### Stated goal
Return the entries below in their exact form, leaving the pictures out.
--- Begin Items ---
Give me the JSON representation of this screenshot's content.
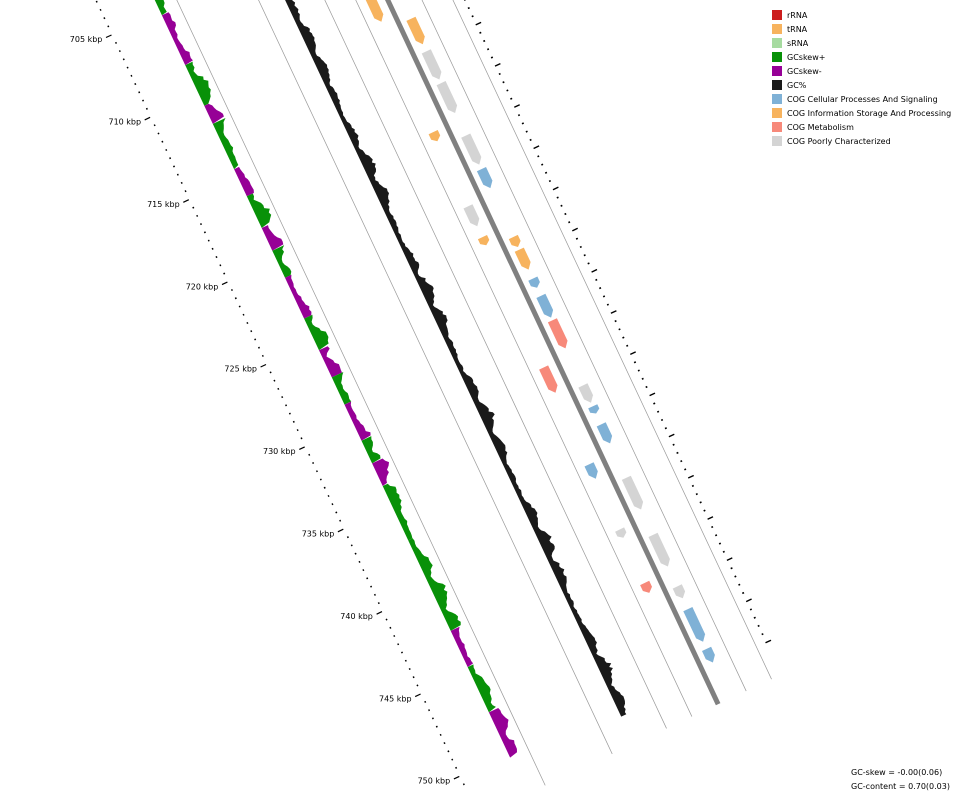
{
  "map": {
    "ticks": [
      {
        "label": "705 kbp"
      },
      {
        "label": "710 kbp"
      },
      {
        "label": "715 kbp"
      },
      {
        "label": "720 kbp"
      },
      {
        "label": "725 kbp"
      },
      {
        "label": "730 kbp"
      },
      {
        "label": "735 kbp"
      },
      {
        "label": "740 kbp"
      },
      {
        "label": "745 kbp"
      },
      {
        "label": "750 kbp"
      }
    ],
    "colors": {
      "gc_skew_plus": "#089108",
      "gc_skew_minus": "#960096",
      "gc_content": "#1a1a1a",
      "backbone": "#808080",
      "cog_cellular": "#7fb1d6",
      "cog_information": "#f7b35e",
      "cog_metabolism": "#f7897a",
      "cog_poorly": "#d4d4d4"
    }
  },
  "legend": {
    "items": [
      {
        "label": "rRNA",
        "color": "#cc1d1d"
      },
      {
        "label": "tRNA",
        "color": "#f7b35e"
      },
      {
        "label": "sRNA",
        "color": "#a6dba0"
      },
      {
        "label": "GCskew+",
        "color": "#089108"
      },
      {
        "label": "GCskew-",
        "color": "#960096"
      },
      {
        "label": "GC%",
        "color": "#1a1a1a"
      },
      {
        "label": "COG Cellular Processes And Signaling",
        "color": "#7fb1d6"
      },
      {
        "label": "COG Information Storage And Processing",
        "color": "#f7b35e"
      },
      {
        "label": "COG Metabolism",
        "color": "#f7897a"
      },
      {
        "label": "COG Poorly Characterized",
        "color": "#d4d4d4"
      }
    ]
  },
  "stats": {
    "gc_skew": "GC-skew = -0.00(0.06)",
    "gc_content": "GC-content = 0.70(0.03)"
  }
}
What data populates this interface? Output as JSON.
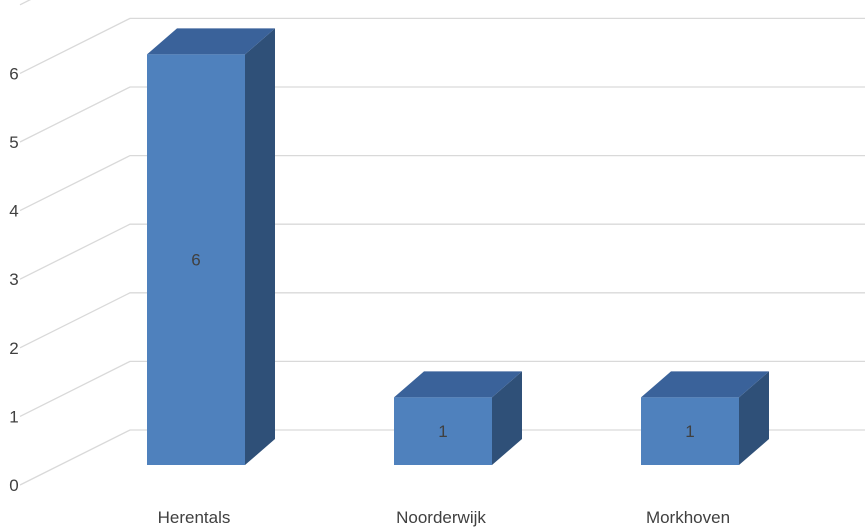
{
  "chart_data": {
    "type": "bar",
    "style": "3d-column",
    "categories": [
      "Herentals",
      "Noorderwijk",
      "Morkhoven"
    ],
    "values": [
      6,
      1,
      1
    ],
    "data_labels": [
      "6",
      "1",
      "1"
    ],
    "y_ticks": [
      "0",
      "1",
      "2",
      "3",
      "4",
      "5",
      "6"
    ],
    "ylim": [
      0,
      6.5
    ],
    "grid": true,
    "legend": "none",
    "colors": {
      "bar_front": "#4F81BD",
      "bar_top": "#3A629A",
      "bar_side": "#2F5078",
      "bar_edge": "#3A6494",
      "grid": "#D9D9D9",
      "text": "#404040"
    }
  }
}
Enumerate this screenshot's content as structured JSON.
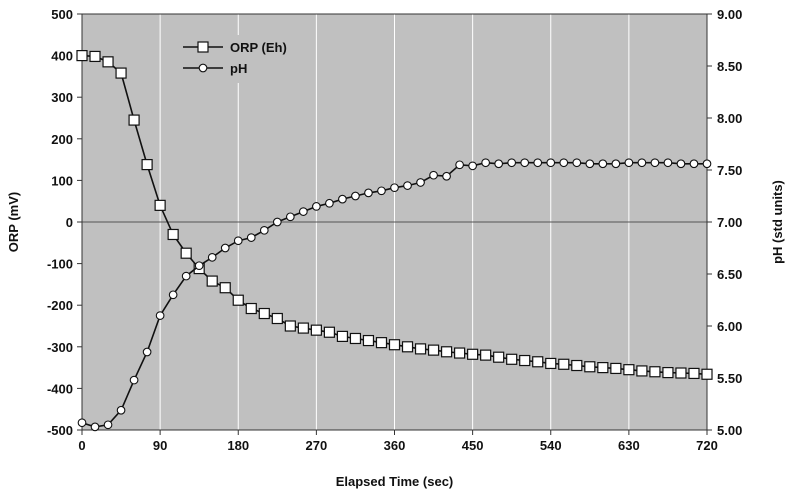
{
  "chart_data": {
    "type": "line",
    "xlabel": "Elapsed Time (sec)",
    "ylabel": "ORP (mV)",
    "y2label": "pH (std units)",
    "xlim": [
      0,
      720
    ],
    "ylim": [
      -500,
      500
    ],
    "y2lim": [
      5.0,
      9.0
    ],
    "xticks": [
      "0",
      "90",
      "180",
      "270",
      "360",
      "450",
      "540",
      "630",
      "720"
    ],
    "yticks": [
      "-500",
      "-400",
      "-300",
      "-200",
      "-100",
      "0",
      "100",
      "200",
      "300",
      "400",
      "500"
    ],
    "y2ticks": [
      "5.00",
      "5.50",
      "6.00",
      "6.50",
      "7.00",
      "7.50",
      "8.00",
      "8.50",
      "9.00"
    ],
    "grid": "vertical lines at x ticks, horizontal line at ORP 0",
    "legend_position": "top-left",
    "plot_background": "#c0c0c0",
    "series": [
      {
        "name": "ORP (Eh)",
        "axis": "left",
        "marker": "square",
        "x": [
          0,
          15,
          30,
          45,
          60,
          75,
          90,
          105,
          120,
          135,
          150,
          165,
          180,
          195,
          210,
          225,
          240,
          255,
          270,
          285,
          300,
          315,
          330,
          345,
          360,
          375,
          390,
          405,
          420,
          435,
          450,
          465,
          480,
          495,
          510,
          525,
          540,
          555,
          570,
          585,
          600,
          615,
          630,
          645,
          660,
          675,
          690,
          705,
          720
        ],
        "values": [
          400,
          398,
          385,
          358,
          245,
          138,
          40,
          -30,
          -75,
          -112,
          -142,
          -158,
          -188,
          -208,
          -220,
          -232,
          -250,
          -255,
          -260,
          -265,
          -275,
          -280,
          -285,
          -290,
          -295,
          -300,
          -305,
          -308,
          -312,
          -315,
          -318,
          -320,
          -325,
          -330,
          -333,
          -336,
          -340,
          -342,
          -345,
          -348,
          -350,
          -352,
          -355,
          -358,
          -360,
          -362,
          -363,
          -364,
          -366
        ]
      },
      {
        "name": "pH",
        "axis": "right",
        "marker": "circle",
        "x": [
          0,
          15,
          30,
          45,
          60,
          75,
          90,
          105,
          120,
          135,
          150,
          165,
          180,
          195,
          210,
          225,
          240,
          255,
          270,
          285,
          300,
          315,
          330,
          345,
          360,
          375,
          390,
          405,
          420,
          435,
          450,
          465,
          480,
          495,
          510,
          525,
          540,
          555,
          570,
          585,
          600,
          615,
          630,
          645,
          660,
          675,
          690,
          705,
          720
        ],
        "values": [
          5.07,
          5.03,
          5.05,
          5.19,
          5.48,
          5.75,
          6.1,
          6.3,
          6.48,
          6.58,
          6.66,
          6.75,
          6.82,
          6.85,
          6.92,
          7.0,
          7.05,
          7.1,
          7.15,
          7.18,
          7.22,
          7.25,
          7.28,
          7.3,
          7.33,
          7.35,
          7.38,
          7.45,
          7.44,
          7.55,
          7.54,
          7.57,
          7.56,
          7.57,
          7.57,
          7.57,
          7.57,
          7.57,
          7.57,
          7.56,
          7.56,
          7.56,
          7.57,
          7.57,
          7.57,
          7.57,
          7.56,
          7.56,
          7.56
        ]
      }
    ]
  }
}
--- End Items ---
### Correct response
Give me the JSON representation of this screenshot's content.
{
  "map": {
    "ticks": [
      {
        "label": "705 kbp"
      },
      {
        "label": "710 kbp"
      },
      {
        "label": "715 kbp"
      },
      {
        "label": "720 kbp"
      },
      {
        "label": "725 kbp"
      },
      {
        "label": "730 kbp"
      },
      {
        "label": "735 kbp"
      },
      {
        "label": "740 kbp"
      },
      {
        "label": "745 kbp"
      },
      {
        "label": "750 kbp"
      }
    ],
    "colors": {
      "gc_skew_plus": "#089108",
      "gc_skew_minus": "#960096",
      "gc_content": "#1a1a1a",
      "backbone": "#808080",
      "cog_cellular": "#7fb1d6",
      "cog_information": "#f7b35e",
      "cog_metabolism": "#f7897a",
      "cog_poorly": "#d4d4d4"
    }
  },
  "legend": {
    "items": [
      {
        "label": "rRNA",
        "color": "#cc1d1d"
      },
      {
        "label": "tRNA",
        "color": "#f7b35e"
      },
      {
        "label": "sRNA",
        "color": "#a6dba0"
      },
      {
        "label": "GCskew+",
        "color": "#089108"
      },
      {
        "label": "GCskew-",
        "color": "#960096"
      },
      {
        "label": "GC%",
        "color": "#1a1a1a"
      },
      {
        "label": "COG Cellular Processes And Signaling",
        "color": "#7fb1d6"
      },
      {
        "label": "COG Information Storage And Processing",
        "color": "#f7b35e"
      },
      {
        "label": "COG Metabolism",
        "color": "#f7897a"
      },
      {
        "label": "COG Poorly Characterized",
        "color": "#d4d4d4"
      }
    ]
  },
  "stats": {
    "gc_skew": "GC-skew = -0.00(0.06)",
    "gc_content": "GC-content = 0.70(0.03)"
  }
}
What data populates this interface? Output as JSON.
{
  "chart_data": {
    "type": "bar",
    "style": "3d-column",
    "categories": [
      "Herentals",
      "Noorderwijk",
      "Morkhoven"
    ],
    "values": [
      6,
      1,
      1
    ],
    "data_labels": [
      "6",
      "1",
      "1"
    ],
    "y_ticks": [
      "0",
      "1",
      "2",
      "3",
      "4",
      "5",
      "6"
    ],
    "ylim": [
      0,
      6.5
    ],
    "grid": true,
    "legend": "none",
    "colors": {
      "bar_front": "#4F81BD",
      "bar_top": "#3A629A",
      "bar_side": "#2F5078",
      "bar_edge": "#3A6494",
      "grid": "#D9D9D9",
      "text": "#404040"
    }
  }
}
Enumerate this screenshot's content as structured JSON.
{
  "chart_data": {
    "type": "line",
    "xlabel": "Elapsed Time (sec)",
    "ylabel": "ORP (mV)",
    "y2label": "pH (std units)",
    "xlim": [
      0,
      720
    ],
    "ylim": [
      -500,
      500
    ],
    "y2lim": [
      5.0,
      9.0
    ],
    "xticks": [
      "0",
      "90",
      "180",
      "270",
      "360",
      "450",
      "540",
      "630",
      "720"
    ],
    "yticks": [
      "-500",
      "-400",
      "-300",
      "-200",
      "-100",
      "0",
      "100",
      "200",
      "300",
      "400",
      "500"
    ],
    "y2ticks": [
      "5.00",
      "5.50",
      "6.00",
      "6.50",
      "7.00",
      "7.50",
      "8.00",
      "8.50",
      "9.00"
    ],
    "grid": "vertical lines at x ticks, horizontal line at ORP 0",
    "legend_position": "top-left",
    "plot_background": "#c0c0c0",
    "series": [
      {
        "name": "ORP (Eh)",
        "axis": "left",
        "marker": "square",
        "x": [
          0,
          15,
          30,
          45,
          60,
          75,
          90,
          105,
          120,
          135,
          150,
          165,
          180,
          195,
          210,
          225,
          240,
          255,
          270,
          285,
          300,
          315,
          330,
          345,
          360,
          375,
          390,
          405,
          420,
          435,
          450,
          465,
          480,
          495,
          510,
          525,
          540,
          555,
          570,
          585,
          600,
          615,
          630,
          645,
          660,
          675,
          690,
          705,
          720
        ],
        "values": [
          400,
          398,
          385,
          358,
          245,
          138,
          40,
          -30,
          -75,
          -112,
          -142,
          -158,
          -188,
          -208,
          -220,
          -232,
          -250,
          -255,
          -260,
          -265,
          -275,
          -280,
          -285,
          -290,
          -295,
          -300,
          -305,
          -308,
          -312,
          -315,
          -318,
          -320,
          -325,
          -330,
          -333,
          -336,
          -340,
          -342,
          -345,
          -348,
          -350,
          -352,
          -355,
          -358,
          -360,
          -362,
          -363,
          -364,
          -366
        ]
      },
      {
        "name": "pH",
        "axis": "right",
        "marker": "circle",
        "x": [
          0,
          15,
          30,
          45,
          60,
          75,
          90,
          105,
          120,
          135,
          150,
          165,
          180,
          195,
          210,
          225,
          240,
          255,
          270,
          285,
          300,
          315,
          330,
          345,
          360,
          375,
          390,
          405,
          420,
          435,
          450,
          465,
          480,
          495,
          510,
          525,
          540,
          555,
          570,
          585,
          600,
          615,
          630,
          645,
          660,
          675,
          690,
          705,
          720
        ],
        "values": [
          5.07,
          5.03,
          5.05,
          5.19,
          5.48,
          5.75,
          6.1,
          6.3,
          6.48,
          6.58,
          6.66,
          6.75,
          6.82,
          6.85,
          6.92,
          7.0,
          7.05,
          7.1,
          7.15,
          7.18,
          7.22,
          7.25,
          7.28,
          7.3,
          7.33,
          7.35,
          7.38,
          7.45,
          7.44,
          7.55,
          7.54,
          7.57,
          7.56,
          7.57,
          7.57,
          7.57,
          7.57,
          7.57,
          7.57,
          7.56,
          7.56,
          7.56,
          7.57,
          7.57,
          7.57,
          7.57,
          7.56,
          7.56,
          7.56
        ]
      }
    ]
  }
}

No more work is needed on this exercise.